Dataset records:
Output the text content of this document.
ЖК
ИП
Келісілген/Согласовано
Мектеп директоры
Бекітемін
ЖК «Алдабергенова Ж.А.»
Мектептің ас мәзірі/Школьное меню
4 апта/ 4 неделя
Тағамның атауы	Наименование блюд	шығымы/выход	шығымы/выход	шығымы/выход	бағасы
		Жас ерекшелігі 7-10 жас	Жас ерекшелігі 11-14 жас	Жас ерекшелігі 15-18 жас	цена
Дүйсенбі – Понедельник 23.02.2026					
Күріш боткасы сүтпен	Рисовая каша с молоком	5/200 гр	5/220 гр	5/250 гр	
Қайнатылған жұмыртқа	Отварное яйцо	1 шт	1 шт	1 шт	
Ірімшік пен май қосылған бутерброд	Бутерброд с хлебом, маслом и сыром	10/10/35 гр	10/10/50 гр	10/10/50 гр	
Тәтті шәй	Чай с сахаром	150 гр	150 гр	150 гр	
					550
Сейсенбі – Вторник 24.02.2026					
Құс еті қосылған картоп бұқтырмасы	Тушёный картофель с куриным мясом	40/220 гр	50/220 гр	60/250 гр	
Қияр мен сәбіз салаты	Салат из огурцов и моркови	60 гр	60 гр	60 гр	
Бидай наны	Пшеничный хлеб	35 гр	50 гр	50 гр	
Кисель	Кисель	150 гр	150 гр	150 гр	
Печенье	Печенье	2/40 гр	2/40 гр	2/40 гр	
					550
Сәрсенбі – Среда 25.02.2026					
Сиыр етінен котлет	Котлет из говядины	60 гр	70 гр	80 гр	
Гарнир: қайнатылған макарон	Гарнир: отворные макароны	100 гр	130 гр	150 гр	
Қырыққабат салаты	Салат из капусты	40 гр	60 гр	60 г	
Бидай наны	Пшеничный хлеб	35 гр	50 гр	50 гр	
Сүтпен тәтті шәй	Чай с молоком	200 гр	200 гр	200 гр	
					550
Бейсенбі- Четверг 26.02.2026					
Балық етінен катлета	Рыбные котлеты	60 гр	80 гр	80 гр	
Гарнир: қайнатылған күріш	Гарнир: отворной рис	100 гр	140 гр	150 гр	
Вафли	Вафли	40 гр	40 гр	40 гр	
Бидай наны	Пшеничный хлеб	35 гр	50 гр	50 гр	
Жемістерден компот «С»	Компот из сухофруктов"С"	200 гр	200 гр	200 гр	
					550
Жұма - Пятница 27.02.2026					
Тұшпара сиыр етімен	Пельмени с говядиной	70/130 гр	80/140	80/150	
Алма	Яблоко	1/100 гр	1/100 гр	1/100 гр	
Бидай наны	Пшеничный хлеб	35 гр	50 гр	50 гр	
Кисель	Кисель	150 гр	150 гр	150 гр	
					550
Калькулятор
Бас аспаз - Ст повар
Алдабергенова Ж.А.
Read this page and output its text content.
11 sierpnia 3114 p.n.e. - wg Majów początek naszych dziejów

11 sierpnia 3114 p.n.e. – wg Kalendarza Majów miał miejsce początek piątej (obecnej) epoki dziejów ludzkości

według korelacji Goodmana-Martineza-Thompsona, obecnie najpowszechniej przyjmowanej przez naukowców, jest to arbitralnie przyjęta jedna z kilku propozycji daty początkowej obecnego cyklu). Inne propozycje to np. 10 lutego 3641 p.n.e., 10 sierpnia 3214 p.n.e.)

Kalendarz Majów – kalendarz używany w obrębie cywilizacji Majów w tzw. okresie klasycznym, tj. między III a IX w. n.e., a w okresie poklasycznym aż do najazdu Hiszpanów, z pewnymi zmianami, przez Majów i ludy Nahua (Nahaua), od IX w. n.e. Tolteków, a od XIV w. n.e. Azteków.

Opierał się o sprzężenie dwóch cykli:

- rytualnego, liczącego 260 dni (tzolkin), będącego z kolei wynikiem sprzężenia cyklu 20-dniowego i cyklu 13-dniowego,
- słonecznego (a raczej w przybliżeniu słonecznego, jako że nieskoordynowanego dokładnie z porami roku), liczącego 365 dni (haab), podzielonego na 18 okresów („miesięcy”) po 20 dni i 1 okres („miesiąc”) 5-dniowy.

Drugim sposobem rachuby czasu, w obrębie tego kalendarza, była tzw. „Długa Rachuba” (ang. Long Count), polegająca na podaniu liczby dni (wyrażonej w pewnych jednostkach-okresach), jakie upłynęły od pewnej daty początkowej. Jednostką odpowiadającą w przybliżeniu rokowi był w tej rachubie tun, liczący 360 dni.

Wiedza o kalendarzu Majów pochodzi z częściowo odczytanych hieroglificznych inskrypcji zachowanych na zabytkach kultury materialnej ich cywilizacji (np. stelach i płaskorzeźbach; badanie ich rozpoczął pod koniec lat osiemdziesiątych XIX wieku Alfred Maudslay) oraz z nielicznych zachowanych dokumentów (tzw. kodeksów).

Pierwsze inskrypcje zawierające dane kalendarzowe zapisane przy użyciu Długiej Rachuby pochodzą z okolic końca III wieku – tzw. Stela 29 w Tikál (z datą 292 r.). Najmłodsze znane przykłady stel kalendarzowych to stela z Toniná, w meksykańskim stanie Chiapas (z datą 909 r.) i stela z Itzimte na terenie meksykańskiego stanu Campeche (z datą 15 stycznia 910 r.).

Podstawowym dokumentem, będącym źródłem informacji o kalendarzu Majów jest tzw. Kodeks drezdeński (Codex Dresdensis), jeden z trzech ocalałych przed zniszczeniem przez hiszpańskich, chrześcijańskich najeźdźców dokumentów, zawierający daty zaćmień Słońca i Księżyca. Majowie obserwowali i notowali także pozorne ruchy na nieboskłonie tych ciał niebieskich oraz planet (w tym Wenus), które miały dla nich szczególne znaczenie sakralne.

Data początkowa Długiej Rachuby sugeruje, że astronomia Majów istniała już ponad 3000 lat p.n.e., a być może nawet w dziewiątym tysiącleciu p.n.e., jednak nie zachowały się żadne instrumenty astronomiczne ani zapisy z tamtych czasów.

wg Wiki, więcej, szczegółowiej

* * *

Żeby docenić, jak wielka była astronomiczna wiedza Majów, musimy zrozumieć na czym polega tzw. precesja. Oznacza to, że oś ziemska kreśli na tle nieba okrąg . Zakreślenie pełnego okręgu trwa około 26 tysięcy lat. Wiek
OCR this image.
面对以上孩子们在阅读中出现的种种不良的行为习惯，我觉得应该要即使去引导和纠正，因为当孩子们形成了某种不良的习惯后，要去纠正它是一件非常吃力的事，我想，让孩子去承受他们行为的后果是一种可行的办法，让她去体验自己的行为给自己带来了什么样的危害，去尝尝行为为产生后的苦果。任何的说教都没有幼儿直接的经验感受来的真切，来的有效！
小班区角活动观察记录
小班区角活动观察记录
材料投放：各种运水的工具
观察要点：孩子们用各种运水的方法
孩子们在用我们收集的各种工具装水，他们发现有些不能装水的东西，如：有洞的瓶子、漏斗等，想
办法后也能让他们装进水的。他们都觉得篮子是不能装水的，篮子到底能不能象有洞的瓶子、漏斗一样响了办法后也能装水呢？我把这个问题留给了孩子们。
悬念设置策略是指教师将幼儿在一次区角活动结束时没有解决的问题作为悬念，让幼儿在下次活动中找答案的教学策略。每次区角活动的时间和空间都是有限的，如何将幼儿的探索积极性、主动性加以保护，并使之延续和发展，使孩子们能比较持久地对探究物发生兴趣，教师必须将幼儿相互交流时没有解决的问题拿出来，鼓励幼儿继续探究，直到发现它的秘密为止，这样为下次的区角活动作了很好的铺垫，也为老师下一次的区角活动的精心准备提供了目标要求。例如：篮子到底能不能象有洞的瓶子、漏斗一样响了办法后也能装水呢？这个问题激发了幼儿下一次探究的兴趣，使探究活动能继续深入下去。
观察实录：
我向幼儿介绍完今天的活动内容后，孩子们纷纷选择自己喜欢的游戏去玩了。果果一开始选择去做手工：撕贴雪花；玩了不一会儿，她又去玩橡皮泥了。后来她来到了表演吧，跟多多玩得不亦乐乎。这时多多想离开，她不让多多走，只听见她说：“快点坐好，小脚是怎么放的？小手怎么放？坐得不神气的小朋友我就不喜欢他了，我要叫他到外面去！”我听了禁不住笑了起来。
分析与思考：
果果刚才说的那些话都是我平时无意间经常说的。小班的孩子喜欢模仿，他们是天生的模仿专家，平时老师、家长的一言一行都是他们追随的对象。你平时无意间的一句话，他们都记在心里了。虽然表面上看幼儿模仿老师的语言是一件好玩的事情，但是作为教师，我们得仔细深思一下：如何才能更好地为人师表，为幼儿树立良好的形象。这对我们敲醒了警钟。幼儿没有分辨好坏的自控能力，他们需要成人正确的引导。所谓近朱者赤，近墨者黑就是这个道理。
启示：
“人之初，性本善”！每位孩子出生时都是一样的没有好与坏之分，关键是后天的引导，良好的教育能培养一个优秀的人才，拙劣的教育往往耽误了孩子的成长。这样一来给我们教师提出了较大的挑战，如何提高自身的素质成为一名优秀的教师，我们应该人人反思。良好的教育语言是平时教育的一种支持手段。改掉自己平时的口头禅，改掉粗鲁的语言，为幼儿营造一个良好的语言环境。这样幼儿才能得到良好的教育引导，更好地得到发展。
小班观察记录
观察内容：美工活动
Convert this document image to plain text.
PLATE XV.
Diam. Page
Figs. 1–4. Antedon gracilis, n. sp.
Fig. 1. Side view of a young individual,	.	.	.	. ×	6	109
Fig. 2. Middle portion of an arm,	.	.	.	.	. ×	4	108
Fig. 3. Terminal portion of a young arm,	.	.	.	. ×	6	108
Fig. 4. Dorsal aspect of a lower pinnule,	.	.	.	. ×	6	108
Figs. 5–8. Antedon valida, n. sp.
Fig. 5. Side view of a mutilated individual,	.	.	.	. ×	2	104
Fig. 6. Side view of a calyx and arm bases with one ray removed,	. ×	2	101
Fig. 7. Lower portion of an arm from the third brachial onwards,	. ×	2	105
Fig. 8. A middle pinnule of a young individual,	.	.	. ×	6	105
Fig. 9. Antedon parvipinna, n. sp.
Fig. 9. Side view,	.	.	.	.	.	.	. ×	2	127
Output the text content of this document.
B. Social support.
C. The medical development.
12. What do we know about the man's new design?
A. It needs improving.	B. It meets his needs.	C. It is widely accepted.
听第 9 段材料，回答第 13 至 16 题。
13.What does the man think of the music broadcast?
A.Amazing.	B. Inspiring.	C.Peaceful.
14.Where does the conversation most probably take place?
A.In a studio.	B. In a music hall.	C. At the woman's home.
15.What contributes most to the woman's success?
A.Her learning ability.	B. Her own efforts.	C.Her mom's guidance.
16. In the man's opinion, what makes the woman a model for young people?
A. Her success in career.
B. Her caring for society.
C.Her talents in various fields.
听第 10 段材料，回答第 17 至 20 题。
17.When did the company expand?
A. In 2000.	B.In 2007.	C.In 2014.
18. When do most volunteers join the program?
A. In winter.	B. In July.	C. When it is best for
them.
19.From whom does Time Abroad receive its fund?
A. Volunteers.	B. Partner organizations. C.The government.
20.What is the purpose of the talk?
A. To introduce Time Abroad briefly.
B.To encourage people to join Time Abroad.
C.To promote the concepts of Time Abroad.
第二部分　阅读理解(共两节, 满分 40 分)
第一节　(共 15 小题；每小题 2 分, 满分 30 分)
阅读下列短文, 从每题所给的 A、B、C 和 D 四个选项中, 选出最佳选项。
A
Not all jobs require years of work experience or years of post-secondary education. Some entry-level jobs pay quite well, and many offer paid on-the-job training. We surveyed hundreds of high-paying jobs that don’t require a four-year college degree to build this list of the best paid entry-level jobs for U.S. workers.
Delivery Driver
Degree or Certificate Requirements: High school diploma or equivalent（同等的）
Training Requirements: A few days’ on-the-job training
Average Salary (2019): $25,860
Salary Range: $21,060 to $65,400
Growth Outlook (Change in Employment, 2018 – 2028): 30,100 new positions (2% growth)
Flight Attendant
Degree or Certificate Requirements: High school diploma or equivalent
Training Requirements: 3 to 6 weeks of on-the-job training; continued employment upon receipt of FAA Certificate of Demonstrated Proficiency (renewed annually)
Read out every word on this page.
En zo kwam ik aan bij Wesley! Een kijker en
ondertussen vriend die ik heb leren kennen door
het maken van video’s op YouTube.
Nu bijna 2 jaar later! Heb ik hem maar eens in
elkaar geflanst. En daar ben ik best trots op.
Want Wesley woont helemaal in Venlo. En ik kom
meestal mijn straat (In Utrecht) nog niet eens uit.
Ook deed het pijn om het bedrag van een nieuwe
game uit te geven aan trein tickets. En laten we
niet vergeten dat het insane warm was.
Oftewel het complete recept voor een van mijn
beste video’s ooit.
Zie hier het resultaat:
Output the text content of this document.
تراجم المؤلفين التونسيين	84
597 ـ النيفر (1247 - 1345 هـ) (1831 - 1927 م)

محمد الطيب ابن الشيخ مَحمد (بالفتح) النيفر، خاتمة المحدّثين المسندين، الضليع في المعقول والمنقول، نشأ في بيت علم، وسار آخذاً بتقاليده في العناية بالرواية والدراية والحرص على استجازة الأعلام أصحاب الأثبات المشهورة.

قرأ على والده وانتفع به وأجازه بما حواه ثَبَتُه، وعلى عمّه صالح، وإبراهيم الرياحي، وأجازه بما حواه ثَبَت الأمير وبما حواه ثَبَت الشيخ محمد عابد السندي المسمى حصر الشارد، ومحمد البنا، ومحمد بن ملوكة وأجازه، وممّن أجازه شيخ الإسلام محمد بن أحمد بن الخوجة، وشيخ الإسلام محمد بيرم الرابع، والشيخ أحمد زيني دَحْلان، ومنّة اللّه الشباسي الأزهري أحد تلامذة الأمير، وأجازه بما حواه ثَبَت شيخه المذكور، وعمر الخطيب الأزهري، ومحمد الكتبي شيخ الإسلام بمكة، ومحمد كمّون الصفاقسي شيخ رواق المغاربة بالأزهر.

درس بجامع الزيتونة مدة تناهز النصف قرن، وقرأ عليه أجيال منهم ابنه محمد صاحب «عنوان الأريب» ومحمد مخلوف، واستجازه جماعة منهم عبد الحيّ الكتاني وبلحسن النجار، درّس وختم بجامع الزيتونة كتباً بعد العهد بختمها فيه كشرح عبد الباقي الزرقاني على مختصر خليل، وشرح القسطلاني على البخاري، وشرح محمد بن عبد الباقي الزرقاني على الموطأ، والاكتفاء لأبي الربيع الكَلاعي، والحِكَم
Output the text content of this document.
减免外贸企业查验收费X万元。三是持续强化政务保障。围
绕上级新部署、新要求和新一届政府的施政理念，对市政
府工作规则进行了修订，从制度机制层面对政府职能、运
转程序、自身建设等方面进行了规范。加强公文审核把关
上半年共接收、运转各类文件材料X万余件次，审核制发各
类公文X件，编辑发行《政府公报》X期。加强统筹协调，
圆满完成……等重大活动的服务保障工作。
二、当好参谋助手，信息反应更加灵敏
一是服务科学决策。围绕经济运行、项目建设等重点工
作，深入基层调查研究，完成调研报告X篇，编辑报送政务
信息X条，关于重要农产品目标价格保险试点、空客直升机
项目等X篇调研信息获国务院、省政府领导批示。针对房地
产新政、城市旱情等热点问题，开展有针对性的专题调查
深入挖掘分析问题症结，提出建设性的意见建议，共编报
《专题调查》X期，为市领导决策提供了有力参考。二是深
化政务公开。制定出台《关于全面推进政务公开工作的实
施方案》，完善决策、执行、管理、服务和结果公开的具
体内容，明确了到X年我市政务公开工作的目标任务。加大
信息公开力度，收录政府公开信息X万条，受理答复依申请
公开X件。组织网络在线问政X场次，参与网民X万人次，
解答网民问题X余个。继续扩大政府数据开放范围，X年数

Work required: Find each line holding the string "individual" and copy it out.

Right answer:
Fig. 1. Side view of a young individual,	.	.	.	. ×	6	109
Fig. 5. Side view of a mutilated individual,	.	.	.	. ×	2	104
Fig. 8. A middle pinnule of a young individual,	.	.	. ×	6	105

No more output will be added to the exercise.